Task instructions
Transcribe the entries that follow exactly as they appear, minus pictures.
──────────
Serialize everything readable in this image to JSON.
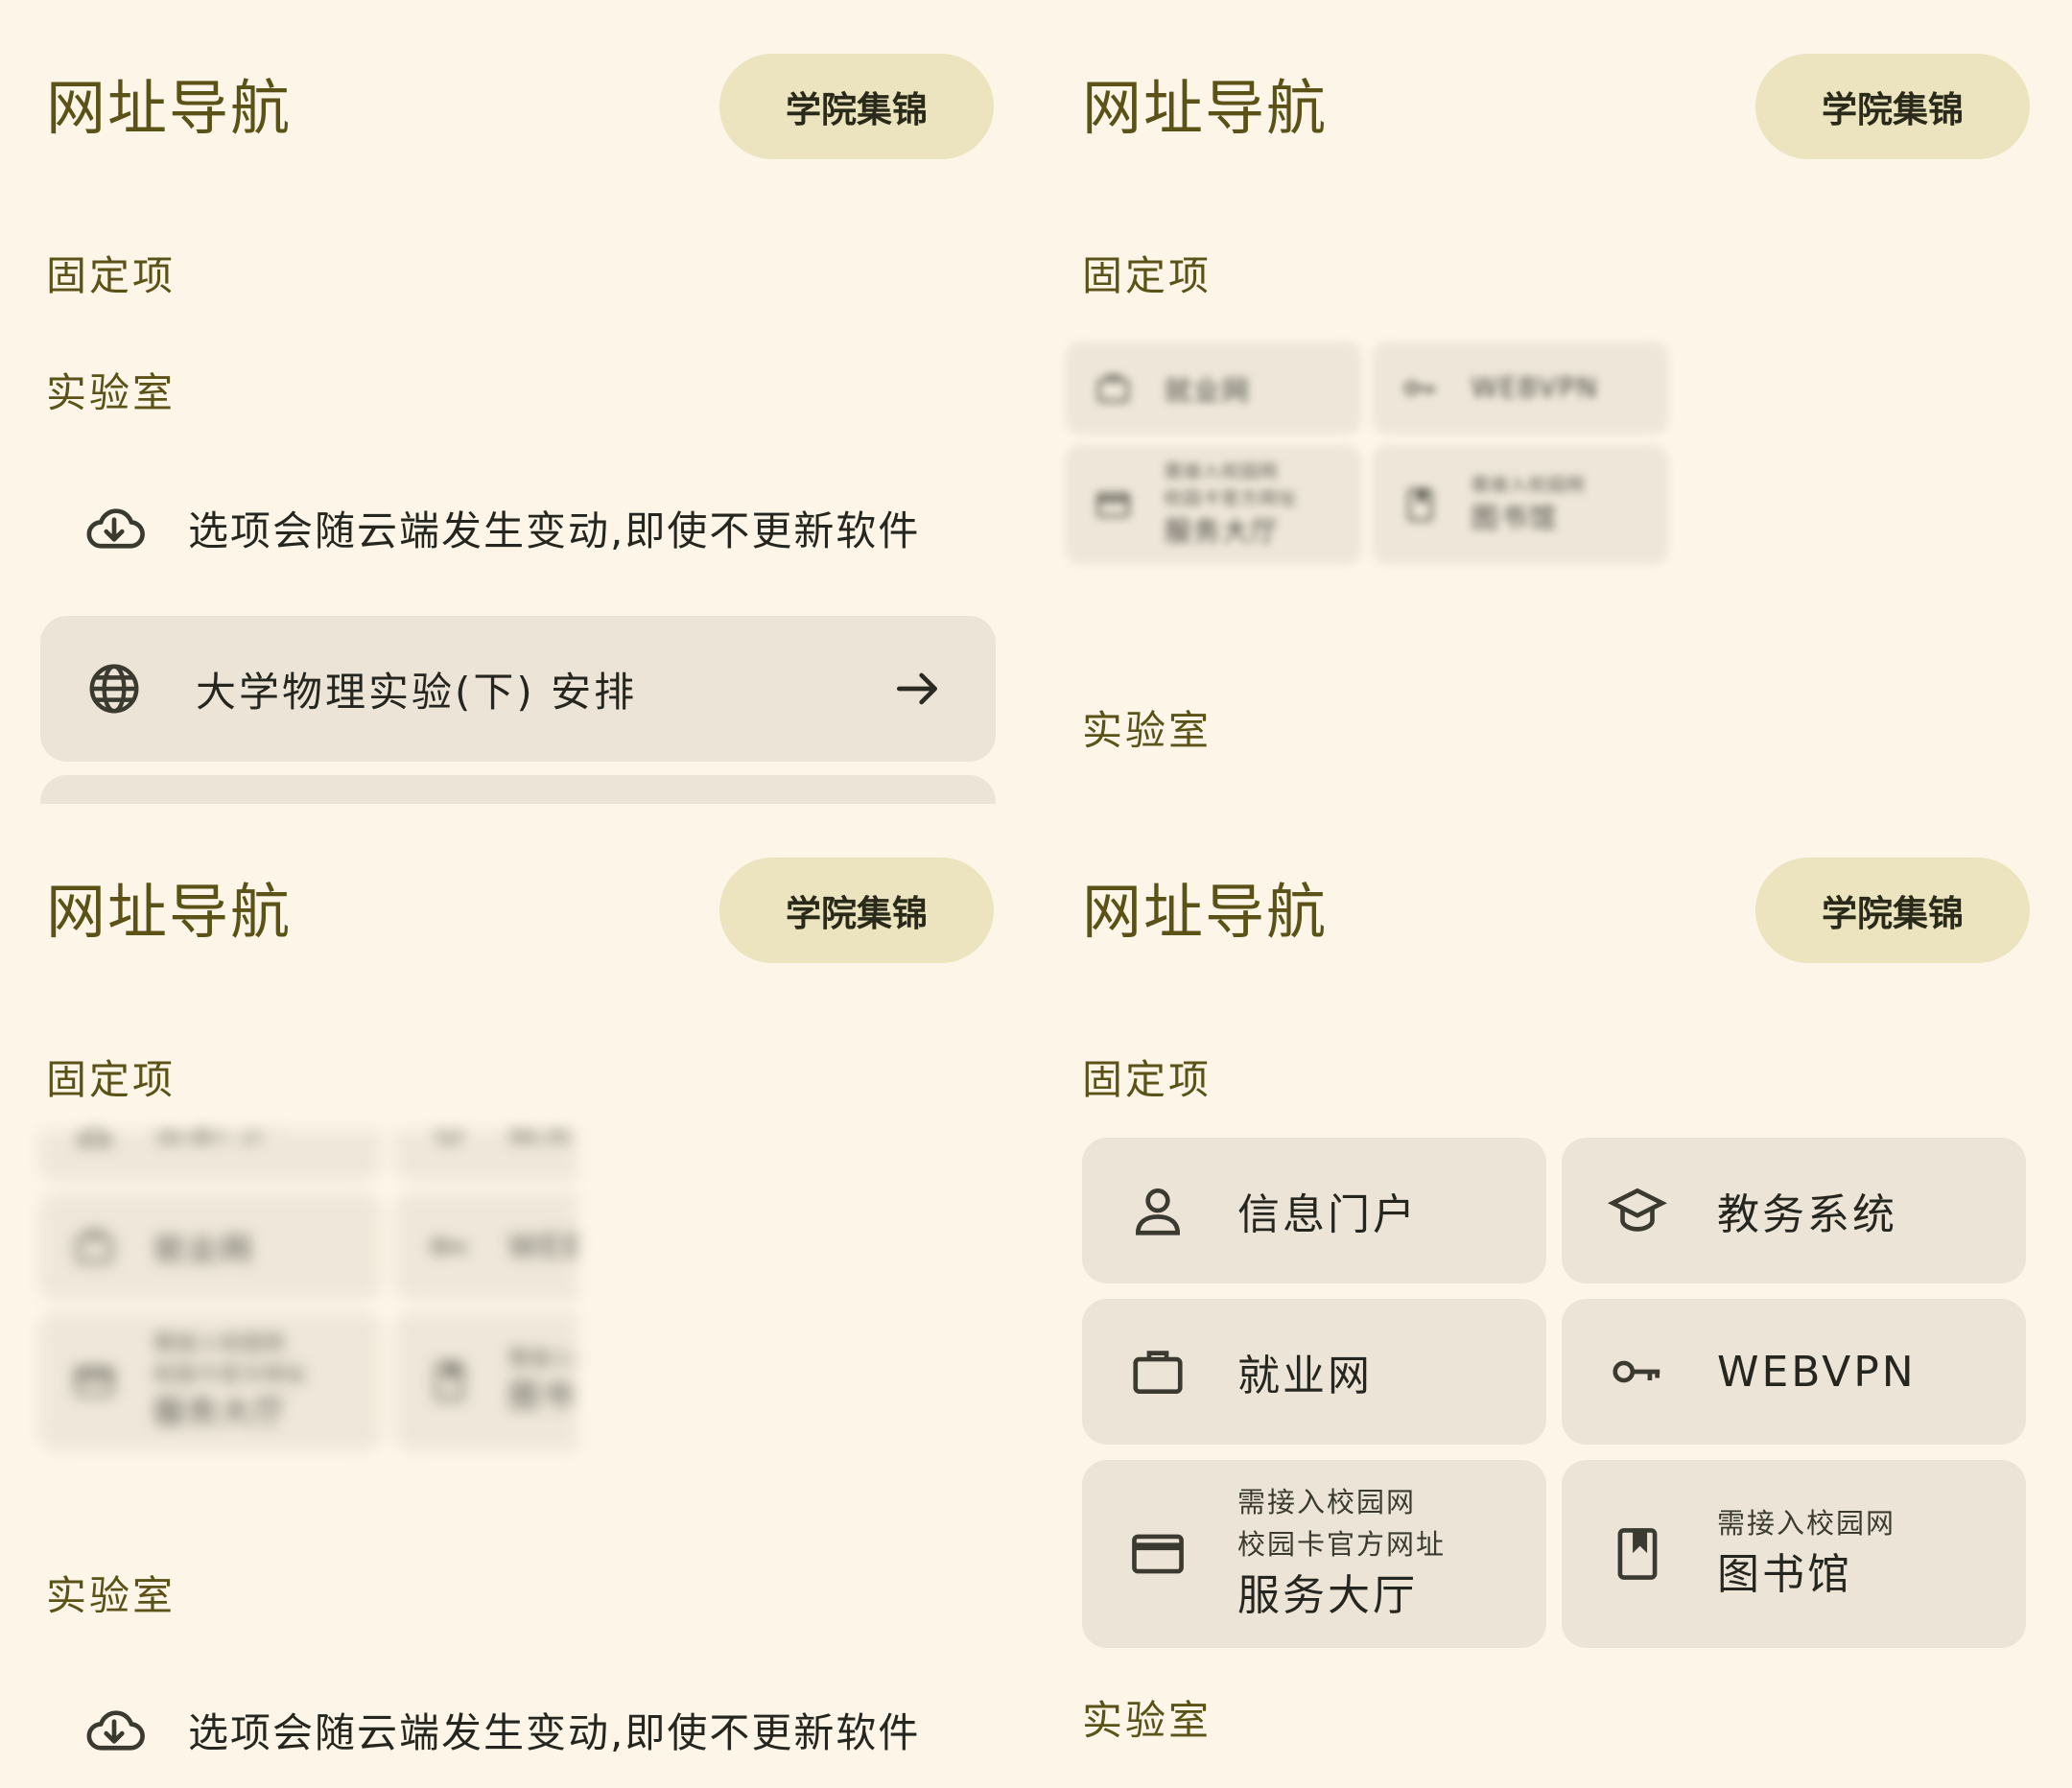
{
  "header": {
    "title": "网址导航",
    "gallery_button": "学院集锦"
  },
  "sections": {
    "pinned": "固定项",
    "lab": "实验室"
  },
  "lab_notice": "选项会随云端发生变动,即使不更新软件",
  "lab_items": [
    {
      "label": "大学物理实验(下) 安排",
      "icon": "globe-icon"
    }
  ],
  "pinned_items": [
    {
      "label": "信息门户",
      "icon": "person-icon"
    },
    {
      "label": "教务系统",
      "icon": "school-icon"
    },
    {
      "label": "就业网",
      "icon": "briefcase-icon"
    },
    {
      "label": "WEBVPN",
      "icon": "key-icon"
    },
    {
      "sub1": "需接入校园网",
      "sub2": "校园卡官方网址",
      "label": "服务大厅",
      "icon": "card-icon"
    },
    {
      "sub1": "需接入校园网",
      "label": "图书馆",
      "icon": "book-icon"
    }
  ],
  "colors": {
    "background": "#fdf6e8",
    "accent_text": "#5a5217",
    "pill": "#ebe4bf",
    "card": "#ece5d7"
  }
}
──────────
Correct output
Serialize everything readable in this image to JSON.
{
  "header": {
    "title": "网址导航",
    "gallery_button": "学院集锦"
  },
  "sections": {
    "pinned": "固定项",
    "lab": "实验室"
  },
  "lab_notice": "选项会随云端发生变动,即使不更新软件",
  "lab_items": [
    {
      "label": "大学物理实验(下) 安排",
      "icon": "globe-icon"
    }
  ],
  "pinned_items": [
    {
      "label": "信息门户",
      "icon": "person-icon"
    },
    {
      "label": "教务系统",
      "icon": "school-icon"
    },
    {
      "label": "就业网",
      "icon": "briefcase-icon"
    },
    {
      "label": "WEBVPN",
      "icon": "key-icon"
    },
    {
      "sub1": "需接入校园网",
      "sub2": "校园卡官方网址",
      "label": "服务大厅",
      "icon": "card-icon"
    },
    {
      "sub1": "需接入校园网",
      "label": "图书馆",
      "icon": "book-icon"
    }
  ],
  "colors": {
    "background": "#fdf6e8",
    "accent_text": "#5a5217",
    "pill": "#ebe4bf",
    "card": "#ece5d7"
  }
}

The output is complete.